## Text section
Sergio Lemus is currently an assistant professor in the Department of Anthropology at Texas A&M University. His family migrated from Mexico to Chicago when he was 11 years old, and now Sergio's written about the experiences of many Mexican immigrants who call Chicago, Illinois, and the Midwest home, trying to make a life for themselves. His book is "Los Yarderos, Mexican Yard Workers in Transborder Chicago." It's out now from the University of Illinois Press. Joining me now to talk about this is Sergio Lemus. Professor Lemus, Sergio, if I may, welcome to the 21st show.

[00:01:12]
Sergio Lemus: Oh, thank you very much for having me in. It's a wonderful opportunity to tell your listeners about the work that I have done in the last decade or so with the yarderos in Chicago.

[00:01:26]
Brian Mackey: And I should say to our listeners, in order to make our schedules meet, we spoke last week because — we're not taking calls live today, but you can let us know what you thought. Our email address is talk@21stshow.org. I want to begin by asking you, I was so struck by a passage from the book, some of your field notes talking about your own experience with this work back in 2013.

[00:01:50]
Sergio Lemus: On a hot, humid, and exhausting June afternoon, drops of sweat slowly slide down my brown face as I mow lawns — yardas — for residential clients while the heat approaches unbearable temperatures in the triple digits. I have thick, dark eyebrows. Sometimes the sweat settles there until I wipe my hand across my brow. My green button-down shirt is wet from the saline elements the body expels. Sticky grass clippings and dirt texture my pants. We're in the middle of June and as we approach the Fourth of July celebration, we're putting in extra hours so the lawns of our clients will look pretty for that day. I am wearing brown work boots and my left foot has started to hurt from eight hours of walking and mowing with only noticeable short breaks. Just like any other landscaper in Chicago, we usually work for 10 hours during the summer. On the way home, I regularly see lawn care workers or maintenance workers — called yarderos — still mowing grass around 7 or 8 into the late evening.

## Information given
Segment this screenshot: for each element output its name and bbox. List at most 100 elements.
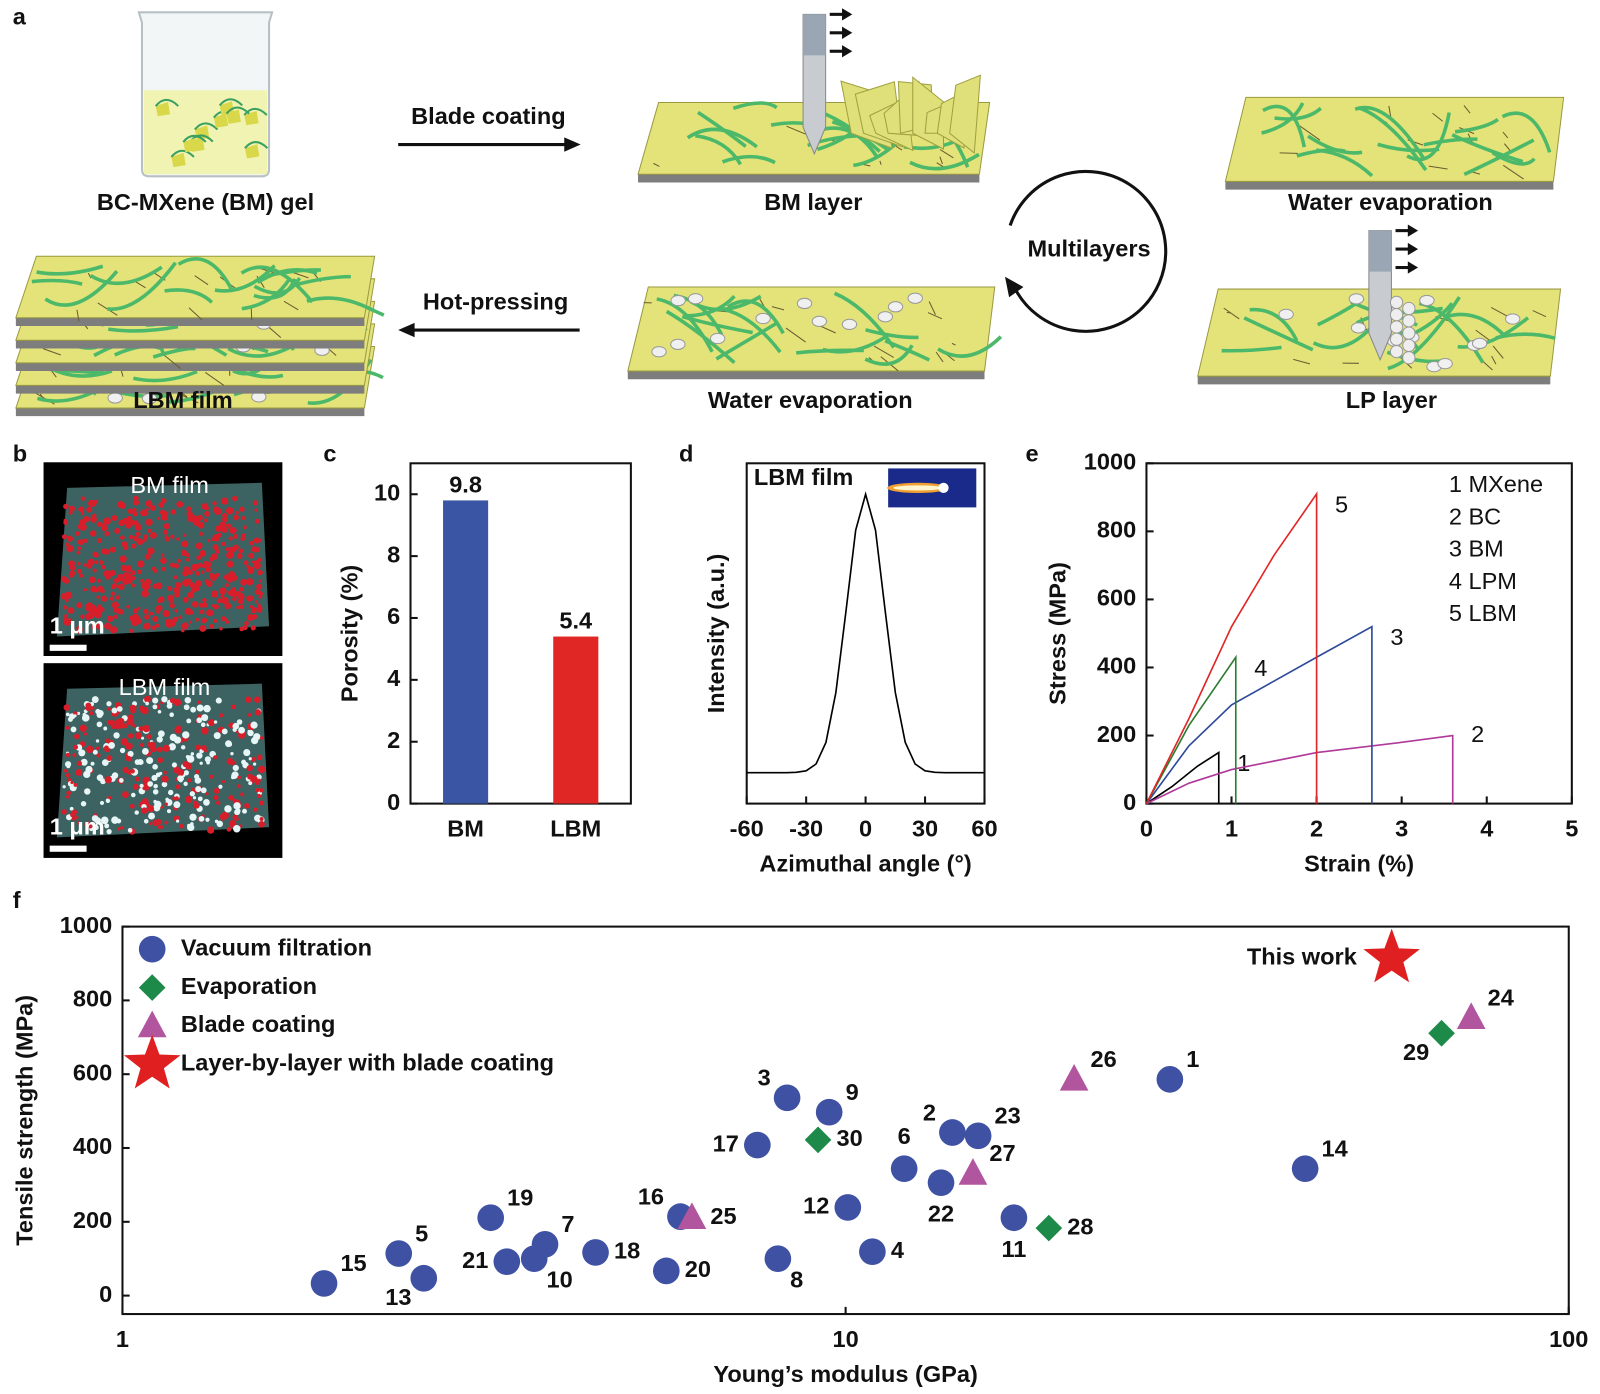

---

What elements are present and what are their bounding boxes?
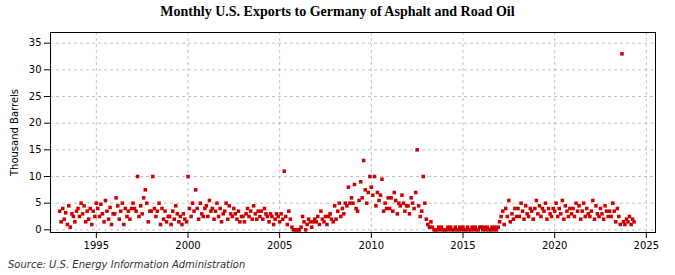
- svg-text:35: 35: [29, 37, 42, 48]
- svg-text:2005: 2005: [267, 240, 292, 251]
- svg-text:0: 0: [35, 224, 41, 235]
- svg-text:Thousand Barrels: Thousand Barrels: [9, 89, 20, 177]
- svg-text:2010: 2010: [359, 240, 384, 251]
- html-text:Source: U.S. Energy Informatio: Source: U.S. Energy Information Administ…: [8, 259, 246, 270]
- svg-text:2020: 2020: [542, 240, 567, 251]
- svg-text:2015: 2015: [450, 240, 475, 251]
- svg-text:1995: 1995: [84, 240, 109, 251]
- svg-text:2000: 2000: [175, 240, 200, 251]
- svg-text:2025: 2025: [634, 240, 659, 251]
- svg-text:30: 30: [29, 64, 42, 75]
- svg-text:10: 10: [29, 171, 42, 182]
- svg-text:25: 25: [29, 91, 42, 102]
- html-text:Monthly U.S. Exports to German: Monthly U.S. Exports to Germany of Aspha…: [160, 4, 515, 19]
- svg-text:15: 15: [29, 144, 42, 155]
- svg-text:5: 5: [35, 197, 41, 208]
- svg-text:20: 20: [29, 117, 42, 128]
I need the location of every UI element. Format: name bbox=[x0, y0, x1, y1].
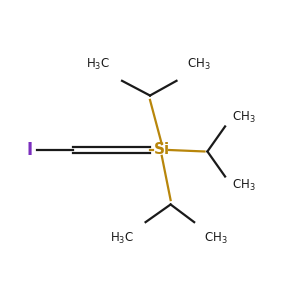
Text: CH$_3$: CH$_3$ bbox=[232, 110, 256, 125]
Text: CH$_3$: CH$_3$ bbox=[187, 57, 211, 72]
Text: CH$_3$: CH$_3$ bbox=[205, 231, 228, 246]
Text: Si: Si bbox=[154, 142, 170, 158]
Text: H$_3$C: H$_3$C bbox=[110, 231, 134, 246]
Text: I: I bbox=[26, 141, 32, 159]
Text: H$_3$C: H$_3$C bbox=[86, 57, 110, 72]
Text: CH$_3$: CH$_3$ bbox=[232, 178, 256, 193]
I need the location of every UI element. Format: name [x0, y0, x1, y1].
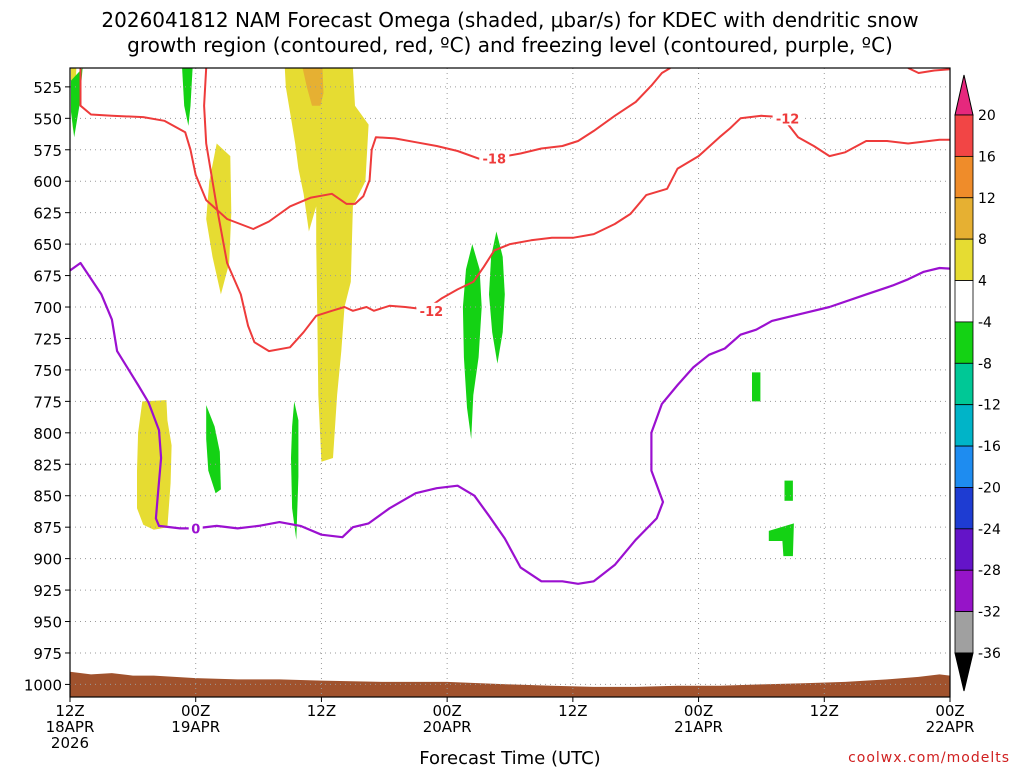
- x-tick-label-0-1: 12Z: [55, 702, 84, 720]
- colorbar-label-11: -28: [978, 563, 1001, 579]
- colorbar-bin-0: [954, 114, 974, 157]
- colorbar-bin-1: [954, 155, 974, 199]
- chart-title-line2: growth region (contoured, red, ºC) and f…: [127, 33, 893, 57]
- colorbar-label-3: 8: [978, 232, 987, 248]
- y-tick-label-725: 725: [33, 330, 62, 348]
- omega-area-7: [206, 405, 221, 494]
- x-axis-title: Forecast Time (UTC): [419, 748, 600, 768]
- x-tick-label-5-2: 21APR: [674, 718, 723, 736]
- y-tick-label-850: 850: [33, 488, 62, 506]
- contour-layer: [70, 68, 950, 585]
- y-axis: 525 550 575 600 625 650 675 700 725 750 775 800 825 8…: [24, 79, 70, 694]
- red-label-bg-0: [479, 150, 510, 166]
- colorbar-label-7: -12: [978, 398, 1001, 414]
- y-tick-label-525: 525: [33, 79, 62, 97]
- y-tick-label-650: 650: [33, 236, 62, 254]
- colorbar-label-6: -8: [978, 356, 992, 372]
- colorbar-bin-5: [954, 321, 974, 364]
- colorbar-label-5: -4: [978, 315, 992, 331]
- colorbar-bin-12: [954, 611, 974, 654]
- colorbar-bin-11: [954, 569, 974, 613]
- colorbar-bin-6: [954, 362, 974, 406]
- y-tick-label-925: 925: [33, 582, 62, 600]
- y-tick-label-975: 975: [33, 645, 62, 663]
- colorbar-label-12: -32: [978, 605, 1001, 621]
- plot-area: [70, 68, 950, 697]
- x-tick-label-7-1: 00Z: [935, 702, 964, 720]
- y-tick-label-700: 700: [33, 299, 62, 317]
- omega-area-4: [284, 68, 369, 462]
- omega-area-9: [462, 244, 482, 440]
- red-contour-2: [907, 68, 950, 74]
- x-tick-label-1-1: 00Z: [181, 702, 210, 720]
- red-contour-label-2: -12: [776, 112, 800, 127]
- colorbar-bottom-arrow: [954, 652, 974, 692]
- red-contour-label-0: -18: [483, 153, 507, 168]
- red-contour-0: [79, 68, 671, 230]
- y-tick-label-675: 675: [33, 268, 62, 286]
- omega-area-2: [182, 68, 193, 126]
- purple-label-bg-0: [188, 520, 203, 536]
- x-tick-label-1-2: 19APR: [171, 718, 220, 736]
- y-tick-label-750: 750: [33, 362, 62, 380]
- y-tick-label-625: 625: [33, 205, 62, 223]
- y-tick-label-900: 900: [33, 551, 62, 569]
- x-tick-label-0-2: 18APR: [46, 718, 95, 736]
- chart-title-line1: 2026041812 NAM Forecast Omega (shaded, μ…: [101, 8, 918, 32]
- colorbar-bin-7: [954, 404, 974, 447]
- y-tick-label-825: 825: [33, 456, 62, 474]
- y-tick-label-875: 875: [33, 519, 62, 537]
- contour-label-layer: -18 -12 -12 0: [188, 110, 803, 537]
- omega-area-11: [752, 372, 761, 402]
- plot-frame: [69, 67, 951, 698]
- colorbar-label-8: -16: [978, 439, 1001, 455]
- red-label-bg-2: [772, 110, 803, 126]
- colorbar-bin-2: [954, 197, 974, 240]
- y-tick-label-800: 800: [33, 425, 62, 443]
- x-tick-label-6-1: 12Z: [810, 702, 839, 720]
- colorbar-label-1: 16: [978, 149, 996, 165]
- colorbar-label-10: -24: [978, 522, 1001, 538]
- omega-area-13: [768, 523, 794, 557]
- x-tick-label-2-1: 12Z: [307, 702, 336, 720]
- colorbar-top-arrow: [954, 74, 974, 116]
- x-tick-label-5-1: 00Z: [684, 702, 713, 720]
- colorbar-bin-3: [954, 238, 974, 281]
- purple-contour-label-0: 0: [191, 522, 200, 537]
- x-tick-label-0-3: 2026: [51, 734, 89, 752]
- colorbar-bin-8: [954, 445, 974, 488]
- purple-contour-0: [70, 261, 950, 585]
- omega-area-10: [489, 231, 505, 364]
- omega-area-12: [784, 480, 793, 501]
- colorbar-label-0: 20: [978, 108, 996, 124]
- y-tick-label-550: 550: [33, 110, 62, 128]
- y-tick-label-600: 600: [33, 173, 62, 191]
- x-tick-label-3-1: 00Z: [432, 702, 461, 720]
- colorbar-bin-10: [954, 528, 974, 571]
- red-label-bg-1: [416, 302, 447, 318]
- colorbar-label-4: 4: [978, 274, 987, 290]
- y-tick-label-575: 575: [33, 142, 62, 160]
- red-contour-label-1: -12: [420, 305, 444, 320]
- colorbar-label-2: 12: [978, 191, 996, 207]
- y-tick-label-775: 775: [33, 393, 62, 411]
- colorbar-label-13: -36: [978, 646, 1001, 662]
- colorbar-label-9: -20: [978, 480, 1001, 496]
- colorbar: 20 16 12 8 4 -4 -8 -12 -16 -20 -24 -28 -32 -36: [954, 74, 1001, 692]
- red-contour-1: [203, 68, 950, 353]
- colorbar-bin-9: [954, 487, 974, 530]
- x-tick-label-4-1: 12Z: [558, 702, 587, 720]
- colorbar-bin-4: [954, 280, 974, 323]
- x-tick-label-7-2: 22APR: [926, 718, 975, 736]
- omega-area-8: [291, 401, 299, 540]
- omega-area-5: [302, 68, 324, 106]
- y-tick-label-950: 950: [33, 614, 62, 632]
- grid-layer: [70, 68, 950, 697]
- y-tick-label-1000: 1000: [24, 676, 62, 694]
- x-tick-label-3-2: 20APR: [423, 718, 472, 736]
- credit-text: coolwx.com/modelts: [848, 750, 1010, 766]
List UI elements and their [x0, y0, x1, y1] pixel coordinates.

## To-do list
• a. In the interview with Sergio Lemus, do these statements agree with what is said? (i) Lemus's family came from Mexico to Chicago when he was 11. (ii) Listeners could phone in live during this broadcast. (iii) In the field notes, the crew works extra hours as the Fourth of July approaches.
• b. According to the interview with Sergio Lemus, why did the crew put in extra hours in the middle of June? Answer in one to three sentences.
• c. Extend the interview with Sergio Lemus, picking up right after its last sentence.

## Results by task
• a.
(i) Yes: "His family migrated from Mexico to Chicago when he was 11 years old"
(ii) No: "we're not taking calls live today"
(iii) Yes: "as we approach the Fourth of July celebration, we're putting in extra hours"

• b. They were approaching the Fourth of July celebration. The extra hours were meant to make their clients' lawns look pretty for that day.

• c.
[00:03:15]
Brian Mackey: Thank you for reading that. So it's not just a yard worker, it's a yardero. Talk about what that term represents.

[00:03:22]
Sergio Lemus: Yes, so the term yardero, it is a term that many of these lawn service workers or landscapers identify as such culturally speaking. Usually, a yardero or a landscaper perceive himself or herself as a yardero once they typically have worked for a number of years mowing the grass of residential homes in the city of Chicago. In other parts of the United States, for instance, in Los Angeles, they often call [themselves] jardineros or in places like Texas, the Dallas area, they often call themselves yarderos or jardineros, but particularly the case in Chicago, this is where I found them talking about yarderos.

Now, one of the interesting sort of cultural and historical elements that I found is if you recall the early history of meatpacking and cattle ranching in Chicago, I mean, Chicago right now is mostly urban, but back in the early 1900s or late 1800s, early 1900s, there were still cattle in Chicago.

[00:04:42]
Brian Mackey: That's where the Back of the Yards neighborhood gets its name from.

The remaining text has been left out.